- _Records to use_:
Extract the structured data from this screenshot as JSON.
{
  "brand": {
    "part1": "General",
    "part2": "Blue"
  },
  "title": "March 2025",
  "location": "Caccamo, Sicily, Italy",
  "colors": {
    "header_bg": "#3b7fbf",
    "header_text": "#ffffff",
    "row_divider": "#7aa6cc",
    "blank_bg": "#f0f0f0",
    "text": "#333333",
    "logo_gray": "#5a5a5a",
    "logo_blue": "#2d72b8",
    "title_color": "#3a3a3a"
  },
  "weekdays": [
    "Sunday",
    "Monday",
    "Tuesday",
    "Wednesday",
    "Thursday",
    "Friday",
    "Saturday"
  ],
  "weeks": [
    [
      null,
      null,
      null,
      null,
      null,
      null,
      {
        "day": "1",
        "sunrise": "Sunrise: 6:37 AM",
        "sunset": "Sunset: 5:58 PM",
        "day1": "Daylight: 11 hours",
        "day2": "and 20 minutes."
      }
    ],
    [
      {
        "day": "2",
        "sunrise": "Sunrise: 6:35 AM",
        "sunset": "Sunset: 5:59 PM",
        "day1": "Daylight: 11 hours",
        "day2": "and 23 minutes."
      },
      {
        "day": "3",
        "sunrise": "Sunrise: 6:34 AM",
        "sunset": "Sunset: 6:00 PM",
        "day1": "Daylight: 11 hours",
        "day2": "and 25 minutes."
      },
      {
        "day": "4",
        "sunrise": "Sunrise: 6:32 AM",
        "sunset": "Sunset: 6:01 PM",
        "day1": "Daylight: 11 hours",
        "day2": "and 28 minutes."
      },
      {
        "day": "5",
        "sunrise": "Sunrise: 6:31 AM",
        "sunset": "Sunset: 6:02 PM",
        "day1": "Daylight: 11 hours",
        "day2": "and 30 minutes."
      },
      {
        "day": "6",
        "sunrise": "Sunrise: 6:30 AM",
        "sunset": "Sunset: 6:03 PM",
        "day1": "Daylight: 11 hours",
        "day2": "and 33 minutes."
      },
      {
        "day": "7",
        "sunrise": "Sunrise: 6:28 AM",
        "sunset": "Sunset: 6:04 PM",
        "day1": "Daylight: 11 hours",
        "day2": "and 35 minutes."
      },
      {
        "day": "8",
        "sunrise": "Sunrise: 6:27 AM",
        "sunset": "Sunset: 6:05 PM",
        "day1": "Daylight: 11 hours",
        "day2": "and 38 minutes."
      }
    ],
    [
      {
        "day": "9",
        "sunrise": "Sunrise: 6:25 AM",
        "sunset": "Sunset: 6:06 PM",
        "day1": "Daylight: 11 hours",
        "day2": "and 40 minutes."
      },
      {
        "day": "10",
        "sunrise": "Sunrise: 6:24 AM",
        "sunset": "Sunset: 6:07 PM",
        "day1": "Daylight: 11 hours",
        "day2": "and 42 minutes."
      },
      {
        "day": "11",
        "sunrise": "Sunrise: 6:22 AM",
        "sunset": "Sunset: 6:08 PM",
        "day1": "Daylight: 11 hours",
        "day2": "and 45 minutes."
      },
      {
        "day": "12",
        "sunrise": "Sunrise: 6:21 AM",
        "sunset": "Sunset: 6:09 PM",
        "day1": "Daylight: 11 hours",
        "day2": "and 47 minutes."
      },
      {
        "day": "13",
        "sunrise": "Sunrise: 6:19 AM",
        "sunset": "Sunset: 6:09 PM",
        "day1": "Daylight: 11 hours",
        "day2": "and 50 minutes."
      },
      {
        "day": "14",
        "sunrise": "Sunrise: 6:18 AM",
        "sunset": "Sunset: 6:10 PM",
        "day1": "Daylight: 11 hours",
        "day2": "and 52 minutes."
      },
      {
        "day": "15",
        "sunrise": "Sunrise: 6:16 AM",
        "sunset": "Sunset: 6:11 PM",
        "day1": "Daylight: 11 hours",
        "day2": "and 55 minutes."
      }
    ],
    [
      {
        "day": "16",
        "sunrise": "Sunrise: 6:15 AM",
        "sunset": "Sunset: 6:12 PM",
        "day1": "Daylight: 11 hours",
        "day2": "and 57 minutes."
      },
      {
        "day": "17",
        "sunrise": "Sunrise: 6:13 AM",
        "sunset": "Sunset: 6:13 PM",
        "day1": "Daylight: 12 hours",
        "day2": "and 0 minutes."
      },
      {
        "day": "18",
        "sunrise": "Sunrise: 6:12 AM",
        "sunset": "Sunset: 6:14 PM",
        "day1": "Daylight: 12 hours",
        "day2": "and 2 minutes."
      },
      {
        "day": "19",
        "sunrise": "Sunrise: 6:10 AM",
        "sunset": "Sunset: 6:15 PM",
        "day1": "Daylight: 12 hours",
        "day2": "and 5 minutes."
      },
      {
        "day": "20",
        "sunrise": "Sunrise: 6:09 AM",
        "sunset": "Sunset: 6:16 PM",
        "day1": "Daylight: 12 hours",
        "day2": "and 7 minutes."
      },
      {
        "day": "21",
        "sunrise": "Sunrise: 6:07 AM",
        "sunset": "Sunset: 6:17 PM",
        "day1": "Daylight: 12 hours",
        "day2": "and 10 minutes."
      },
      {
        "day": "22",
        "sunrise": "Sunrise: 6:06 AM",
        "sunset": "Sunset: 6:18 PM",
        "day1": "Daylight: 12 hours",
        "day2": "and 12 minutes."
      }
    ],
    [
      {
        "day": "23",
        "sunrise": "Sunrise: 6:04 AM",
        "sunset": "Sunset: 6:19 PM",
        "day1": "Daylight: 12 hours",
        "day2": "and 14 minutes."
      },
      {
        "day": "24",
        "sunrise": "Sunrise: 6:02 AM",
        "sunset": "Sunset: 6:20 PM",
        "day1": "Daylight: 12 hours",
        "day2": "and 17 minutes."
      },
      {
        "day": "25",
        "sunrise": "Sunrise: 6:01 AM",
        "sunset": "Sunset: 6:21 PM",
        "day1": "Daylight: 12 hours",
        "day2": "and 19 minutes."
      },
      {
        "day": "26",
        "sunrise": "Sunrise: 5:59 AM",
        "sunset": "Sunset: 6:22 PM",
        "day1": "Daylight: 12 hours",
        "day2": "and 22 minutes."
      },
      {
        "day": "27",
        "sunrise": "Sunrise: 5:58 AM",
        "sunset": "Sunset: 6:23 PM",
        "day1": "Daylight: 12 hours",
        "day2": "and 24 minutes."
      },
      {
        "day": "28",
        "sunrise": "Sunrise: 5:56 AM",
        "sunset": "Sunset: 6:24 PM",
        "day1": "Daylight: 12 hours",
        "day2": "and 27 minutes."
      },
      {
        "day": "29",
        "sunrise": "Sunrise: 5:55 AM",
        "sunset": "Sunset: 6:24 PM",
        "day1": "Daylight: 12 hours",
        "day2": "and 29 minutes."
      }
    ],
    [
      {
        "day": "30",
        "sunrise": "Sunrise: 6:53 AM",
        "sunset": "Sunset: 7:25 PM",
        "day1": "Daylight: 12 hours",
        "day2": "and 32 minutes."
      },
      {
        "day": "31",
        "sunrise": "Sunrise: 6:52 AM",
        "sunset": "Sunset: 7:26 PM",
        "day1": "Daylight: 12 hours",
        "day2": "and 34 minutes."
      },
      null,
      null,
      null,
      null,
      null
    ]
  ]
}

- _What to produce_: Write out the material from the first line to the last, exactly.

- _Expected output_:
Extract the structured data from this screenshot as JSON.
{
  "brand": {
    "part1": "General",
    "part2": "Blue"
  },
  "title": "March 2025",
  "location": "Caccamo, Sicily, Italy",
  "colors": {
    "header_bg": "#3b7fbf",
    "header_text": "#ffffff",
    "row_divider": "#7aa6cc",
    "blank_bg": "#f0f0f0",
    "text": "#333333",
    "logo_gray": "#5a5a5a",
    "logo_blue": "#2d72b8",
    "title_color": "#3a3a3a"
  },
  "weekdays": [
    "Sunday",
    "Monday",
    "Tuesday",
    "Wednesday",
    "Thursday",
    "Friday",
    "Saturday"
  ],
  "weeks": [
    [
      null,
      null,
      null,
      null,
      null,
      null,
      {
        "day": "1",
        "sunrise": "Sunrise: 6:37 AM",
        "sunset": "Sunset: 5:58 PM",
        "day1": "Daylight: 11 hours",
        "day2": "and 20 minutes."
      }
    ],
    [
      {
        "day": "2",
        "sunrise": "Sunrise: 6:35 AM",
        "sunset": "Sunset: 5:59 PM",
        "day1": "Daylight: 11 hours",
        "day2": "and 23 minutes."
      },
      {
        "day": "3",
        "sunrise": "Sunrise: 6:34 AM",
        "sunset": "Sunset: 6:00 PM",
        "day1": "Daylight: 11 hours",
        "day2": "and 25 minutes."
      },
      {
        "day": "4",
        "sunrise": "Sunrise: 6:32 AM",
        "sunset": "Sunset: 6:01 PM",
        "day1": "Daylight: 11 hours",
        "day2": "and 28 minutes."
      },
      {
        "day": "5",
        "sunrise": "Sunrise: 6:31 AM",
        "sunset": "Sunset: 6:02 PM",
        "day1": "Daylight: 11 hours",
        "day2": "and 30 minutes."
      },
      {
        "day": "6",
        "sunrise": "Sunrise: 6:30 AM",
        "sunset": "Sunset: 6:03 PM",
        "day1": "Daylight: 11 hours",
        "day2": "and 33 minutes."
      },
      {
        "day": "7",
        "sunrise": "Sunrise: 6:28 AM",
        "sunset": "Sunset: 6:04 PM",
        "day1": "Daylight: 11 hours",
        "day2": "and 35 minutes."
      },
      {
        "day": "8",
        "sunrise": "Sunrise: 6:27 AM",
        "sunset": "Sunset: 6:05 PM",
        "day1": "Daylight: 11 hours",
        "day2": "and 38 minutes."
      }
    ],
    [
      {
        "day": "9",
        "sunrise": "Sunrise: 6:25 AM",
        "sunset": "Sunset: 6:06 PM",
        "day1": "Daylight: 11 hours",
        "day2": "and 40 minutes."
      },
      {
        "day": "10",
        "sunrise": "Sunrise: 6:24 AM",
        "sunset": "Sunset: 6:07 PM",
        "day1": "Daylight: 11 hours",
        "day2": "and 42 minutes."
      },
      {
        "day": "11",
        "sunrise": "Sunrise: 6:22 AM",
        "sunset": "Sunset: 6:08 PM",
        "day1": "Daylight: 11 hours",
        "day2": "and 45 minutes."
      },
      {
        "day": "12",
        "sunrise": "Sunrise: 6:21 AM",
        "sunset": "Sunset: 6:09 PM",
        "day1": "Daylight: 11 hours",
        "day2": "and 47 minutes."
      },
      {
        "day": "13",
        "sunrise": "Sunrise: 6:19 AM",
        "sunset": "Sunset: 6:09 PM",
        "day1": "Daylight: 11 hours",
        "day2": "and 50 minutes."
      },
      {
        "day": "14",
        "sunrise": "Sunrise: 6:18 AM",
        "sunset": "Sunset: 6:10 PM",
        "day1": "Daylight: 11 hours",
        "day2": "and 52 minutes."
      },
      {
        "day": "15",
        "sunrise": "Sunrise: 6:16 AM",
        "sunset": "Sunset: 6:11 PM",
        "day1": "Daylight: 11 hours",
        "day2": "and 55 minutes."
      }
    ],
    [
      {
        "day": "16",
        "sunrise": "Sunrise: 6:15 AM",
        "sunset": "Sunset: 6:12 PM",
        "day1": "Daylight: 11 hours",
        "day2": "and 57 minutes."
      },
      {
        "day": "17",
        "sunrise": "Sunrise: 6:13 AM",
        "sunset": "Sunset: 6:13 PM",
        "day1": "Daylight: 12 hours",
        "day2": "and 0 minutes."
      },
      {
        "day": "18",
        "sunrise": "Sunrise: 6:12 AM",
        "sunset": "Sunset: 6:14 PM",
        "day1": "Daylight: 12 hours",
        "day2": "and 2 minutes."
      },
      {
        "day": "19",
        "sunrise": "Sunrise: 6:10 AM",
        "sunset": "Sunset: 6:15 PM",
        "day1": "Daylight: 12 hours",
        "day2": "and 5 minutes."
      },
      {
        "day": "20",
        "sunrise": "Sunrise: 6:09 AM",
        "sunset": "Sunset: 6:16 PM",
        "day1": "Daylight: 12 hours",
        "day2": "and 7 minutes."
      },
      {
        "day": "21",
        "sunrise": "Sunrise: 6:07 AM",
        "sunset": "Sunset: 6:17 PM",
        "day1": "Daylight: 12 hours",
        "day2": "and 10 minutes."
      },
      {
        "day": "22",
        "sunrise": "Sunrise: 6:06 AM",
        "sunset": "Sunset: 6:18 PM",
        "day1": "Daylight: 12 hours",
        "day2": "and 12 minutes."
      }
    ],
    [
      {
        "day": "23",
        "sunrise": "Sunrise: 6:04 AM",
        "sunset": "Sunset: 6:19 PM",
        "day1": "Daylight: 12 hours",
        "day2": "and 14 minutes."
      },
      {
        "day": "24",
        "sunrise": "Sunrise: 6:02 AM",
        "sunset": "Sunset: 6:20 PM",
        "day1": "Daylight: 12 hours",
        "day2": "and 17 minutes."
      },
      {
        "day": "25",
        "sunrise": "Sunrise: 6:01 AM",
        "sunset": "Sunset: 6:21 PM",
        "day1": "Daylight: 12 hours",
        "day2": "and 19 minutes."
      },
      {
        "day": "26",
        "sunrise": "Sunrise: 5:59 AM",
        "sunset": "Sunset: 6:22 PM",
        "day1": "Daylight: 12 hours",
        "day2": "and 22 minutes."
      },
      {
        "day": "27",
        "sunrise": "Sunrise: 5:58 AM",
        "sunset": "Sunset: 6:23 PM",
        "day1": "Daylight: 12 hours",
        "day2": "and 24 minutes."
      },
      {
        "day": "28",
        "sunrise": "Sunrise: 5:56 AM",
        "sunset": "Sunset: 6:24 PM",
        "day1": "Daylight: 12 hours",
        "day2": "and 27 minutes."
      },
      {
        "day": "29",
        "sunrise": "Sunrise: 5:55 AM",
        "sunset": "Sunset: 6:24 PM",
        "day1": "Daylight: 12 hours",
        "day2": "and 29 minutes."
      }
    ],
    [
      {
        "day": "30",
        "sunrise": "Sunrise: 6:53 AM",
        "sunset": "Sunset: 7:25 PM",
        "day1": "Daylight: 12 hours",
        "day2": "and 32 minutes."
      },
      {
        "day": "31",
        "sunrise": "Sunrise: 6:52 AM",
        "sunset": "Sunset: 7:26 PM",
        "day1": "Daylight: 12 hours",
        "day2": "and 34 minutes."
      },
      null,
      null,
      null,
      null,
      null
    ]
  ]
}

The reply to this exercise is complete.